Dataset items:
━━━━━━━━━━━━━━━━━━━━
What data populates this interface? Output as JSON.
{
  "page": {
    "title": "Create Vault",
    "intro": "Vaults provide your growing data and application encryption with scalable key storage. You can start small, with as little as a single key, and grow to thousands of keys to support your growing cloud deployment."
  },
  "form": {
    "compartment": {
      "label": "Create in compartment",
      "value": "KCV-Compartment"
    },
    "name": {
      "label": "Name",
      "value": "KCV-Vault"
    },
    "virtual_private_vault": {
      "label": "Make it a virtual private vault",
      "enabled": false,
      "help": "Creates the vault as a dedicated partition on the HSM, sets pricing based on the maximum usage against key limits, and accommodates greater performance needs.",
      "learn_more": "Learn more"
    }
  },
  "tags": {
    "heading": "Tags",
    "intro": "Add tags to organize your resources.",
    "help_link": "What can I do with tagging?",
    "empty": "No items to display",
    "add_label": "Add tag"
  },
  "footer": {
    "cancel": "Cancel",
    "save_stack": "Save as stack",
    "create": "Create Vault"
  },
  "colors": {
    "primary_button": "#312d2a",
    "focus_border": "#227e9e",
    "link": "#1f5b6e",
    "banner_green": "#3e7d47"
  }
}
━━━━━━━━━━━━━━━━━━━━
**TASK OBJECTIVE:**
Recopy the entries above in their entirety, exactly.

**RESULT FOR THIS TASK:**
What data populates this interface? Output as JSON.
{
  "page": {
    "title": "Create Vault",
    "intro": "Vaults provide your growing data and application encryption with scalable key storage. You can start small, with as little as a single key, and grow to thousands of keys to support your growing cloud deployment."
  },
  "form": {
    "compartment": {
      "label": "Create in compartment",
      "value": "KCV-Compartment"
    },
    "name": {
      "label": "Name",
      "value": "KCV-Vault"
    },
    "virtual_private_vault": {
      "label": "Make it a virtual private vault",
      "enabled": false,
      "help": "Creates the vault as a dedicated partition on the HSM, sets pricing based on the maximum usage against key limits, and accommodates greater performance needs.",
      "learn_more": "Learn more"
    }
  },
  "tags": {
    "heading": "Tags",
    "intro": "Add tags to organize your resources.",
    "help_link": "What can I do with tagging?",
    "empty": "No items to display",
    "add_label": "Add tag"
  },
  "footer": {
    "cancel": "Cancel",
    "save_stack": "Save as stack",
    "create": "Create Vault"
  },
  "colors": {
    "primary_button": "#312d2a",
    "focus_border": "#227e9e",
    "link": "#1f5b6e",
    "banner_green": "#3e7d47"
  }
}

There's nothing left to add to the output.